--- Begin MATERIAL FOR THIS EXERCISE ---
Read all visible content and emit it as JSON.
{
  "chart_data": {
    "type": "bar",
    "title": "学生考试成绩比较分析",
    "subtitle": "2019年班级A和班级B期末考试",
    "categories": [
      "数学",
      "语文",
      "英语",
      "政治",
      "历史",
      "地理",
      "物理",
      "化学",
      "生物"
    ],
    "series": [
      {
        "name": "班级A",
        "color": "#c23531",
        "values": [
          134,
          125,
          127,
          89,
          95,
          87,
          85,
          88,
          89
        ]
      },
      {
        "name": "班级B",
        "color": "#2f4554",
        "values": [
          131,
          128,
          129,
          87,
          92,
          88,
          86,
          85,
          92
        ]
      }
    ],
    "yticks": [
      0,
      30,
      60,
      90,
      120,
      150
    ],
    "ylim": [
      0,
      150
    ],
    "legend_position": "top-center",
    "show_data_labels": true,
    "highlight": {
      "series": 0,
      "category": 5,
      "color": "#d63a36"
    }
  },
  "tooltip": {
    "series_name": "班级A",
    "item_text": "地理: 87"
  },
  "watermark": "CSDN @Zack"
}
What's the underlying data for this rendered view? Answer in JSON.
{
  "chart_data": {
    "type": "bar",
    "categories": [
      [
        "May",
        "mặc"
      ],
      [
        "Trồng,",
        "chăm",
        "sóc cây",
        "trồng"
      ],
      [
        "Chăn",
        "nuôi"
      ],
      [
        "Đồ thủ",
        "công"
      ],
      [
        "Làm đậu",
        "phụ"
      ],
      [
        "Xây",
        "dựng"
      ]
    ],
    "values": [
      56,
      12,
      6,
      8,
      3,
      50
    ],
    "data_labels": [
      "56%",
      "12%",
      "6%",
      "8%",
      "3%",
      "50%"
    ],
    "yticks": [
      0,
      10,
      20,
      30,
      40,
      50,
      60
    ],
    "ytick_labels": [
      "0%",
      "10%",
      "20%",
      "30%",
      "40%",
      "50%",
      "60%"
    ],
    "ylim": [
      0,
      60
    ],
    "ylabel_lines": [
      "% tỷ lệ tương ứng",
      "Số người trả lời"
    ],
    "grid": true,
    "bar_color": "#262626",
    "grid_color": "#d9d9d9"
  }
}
--- End MATERIAL FOR THIS EXERCISE ---
» **PROBLEM TO WORK ON**
Every line above should be printed again exactly as it stands.

» **CORRECT RESPONSE**
Read all visible content and emit it as JSON.
{
  "chart_data": {
    "type": "bar",
    "title": "学生考试成绩比较分析",
    "subtitle": "2019年班级A和班级B期末考试",
    "categories": [
      "数学",
      "语文",
      "英语",
      "政治",
      "历史",
      "地理",
      "物理",
      "化学",
      "生物"
    ],
    "series": [
      {
        "name": "班级A",
        "color": "#c23531",
        "values": [
          134,
          125,
          127,
          89,
          95,
          87,
          85,
          88,
          89
        ]
      },
      {
        "name": "班级B",
        "color": "#2f4554",
        "values": [
          131,
          128,
          129,
          87,
          92,
          88,
          86,
          85,
          92
        ]
      }
    ],
    "yticks": [
      0,
      30,
      60,
      90,
      120,
      150
    ],
    "ylim": [
      0,
      150
    ],
    "legend_position": "top-center",
    "show_data_labels": true,
    "highlight": {
      "series": 0,
      "category": 5,
      "color": "#d63a36"
    }
  },
  "tooltip": {
    "series_name": "班级A",
    "item_text": "地理: 87"
  },
  "watermark": "CSDN @Zack"
}
What's the underlying data for this rendered view? Answer in JSON.
{
  "chart_data": {
    "type": "bar",
    "categories": [
      [
        "May",
        "mặc"
      ],
      [
        "Trồng,",
        "chăm",
        "sóc cây",
        "trồng"
      ],
      [
        "Chăn",
        "nuôi"
      ],
      [
        "Đồ thủ",
        "công"
      ],
      [
        "Làm đậu",
        "phụ"
      ],
      [
        "Xây",
        "dựng"
      ]
    ],
    "values": [
      56,
      12,
      6,
      8,
      3,
      50
    ],
    "data_labels": [
      "56%",
      "12%",
      "6%",
      "8%",
      "3%",
      "50%"
    ],
    "yticks": [
      0,
      10,
      20,
      30,
      40,
      50,
      60
    ],
    "ytick_labels": [
      "0%",
      "10%",
      "20%",
      "30%",
      "40%",
      "50%",
      "60%"
    ],
    "ylim": [
      0,
      60
    ],
    "ylabel_lines": [
      "% tỷ lệ tương ứng",
      "Số người trả lời"
    ],
    "grid": true,
    "bar_color": "#262626",
    "grid_color": "#d9d9d9"
  }
}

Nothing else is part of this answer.